== Given instruction ==
Extract the listing in its entirety, keeping each line identical to the original.
* begin Information shown *
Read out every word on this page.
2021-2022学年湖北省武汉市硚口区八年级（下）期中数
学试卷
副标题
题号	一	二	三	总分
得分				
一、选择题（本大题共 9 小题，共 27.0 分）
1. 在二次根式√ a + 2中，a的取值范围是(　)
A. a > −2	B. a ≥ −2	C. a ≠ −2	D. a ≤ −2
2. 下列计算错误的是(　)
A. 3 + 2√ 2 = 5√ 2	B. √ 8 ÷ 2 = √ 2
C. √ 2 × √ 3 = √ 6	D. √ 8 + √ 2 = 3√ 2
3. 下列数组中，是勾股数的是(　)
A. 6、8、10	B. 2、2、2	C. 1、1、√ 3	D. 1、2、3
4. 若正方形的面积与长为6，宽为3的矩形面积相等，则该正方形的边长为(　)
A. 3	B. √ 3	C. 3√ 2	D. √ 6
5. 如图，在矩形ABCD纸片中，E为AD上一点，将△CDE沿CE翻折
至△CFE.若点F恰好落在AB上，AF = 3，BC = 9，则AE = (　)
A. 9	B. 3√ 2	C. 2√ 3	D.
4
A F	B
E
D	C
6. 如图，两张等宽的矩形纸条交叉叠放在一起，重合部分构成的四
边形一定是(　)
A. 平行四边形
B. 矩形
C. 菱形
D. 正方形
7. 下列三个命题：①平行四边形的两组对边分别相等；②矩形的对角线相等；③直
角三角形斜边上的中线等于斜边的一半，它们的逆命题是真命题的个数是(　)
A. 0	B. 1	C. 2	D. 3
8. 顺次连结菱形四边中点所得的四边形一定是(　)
* end Information shown *
== Reply ==
Read out every word on this page.
2021-2022学年湖北省武汉市硚口区八年级（下）期中数
学试卷
副标题
题号	一	二	三	总分
得分				
一、选择题（本大题共 9 小题，共 27.0 分）
1. 在二次根式√ a + 2中，a的取值范围是(　)
A. a > −2	B. a ≥ −2	C. a ≠ −2	D. a ≤ −2
2. 下列计算错误的是(　)
A. 3 + 2√ 2 = 5√ 2	B. √ 8 ÷ 2 = √ 2
C. √ 2 × √ 3 = √ 6	D. √ 8 + √ 2 = 3√ 2
3. 下列数组中，是勾股数的是(　)
A. 6、8、10	B. 2、2、2	C. 1、1、√ 3	D. 1、2、3
4. 若正方形的面积与长为6，宽为3的矩形面积相等，则该正方形的边长为(　)
A. 3	B. √ 3	C. 3√ 2	D. √ 6
5. 如图，在矩形ABCD纸片中，E为AD上一点，将△CDE沿CE翻折
至△CFE.若点F恰好落在AB上，AF = 3，BC = 9，则AE = (　)
A. 9	B. 3√ 2	C. 2√ 3	D.
4
A F	B
E
D	C
6. 如图，两张等宽的矩形纸条交叉叠放在一起，重合部分构成的四
边形一定是(　)
A. 平行四边形
B. 矩形
C. 菱形
D. 正方形
7. 下列三个命题：①平行四边形的两组对边分别相等；②矩形的对角线相等；③直
角三角形斜边上的中线等于斜边的一半，它们的逆命题是真命题的个数是(　)
A. 0	B. 1	C. 2	D. 3
8. 顺次连结菱形四边中点所得的四边形一定是(　)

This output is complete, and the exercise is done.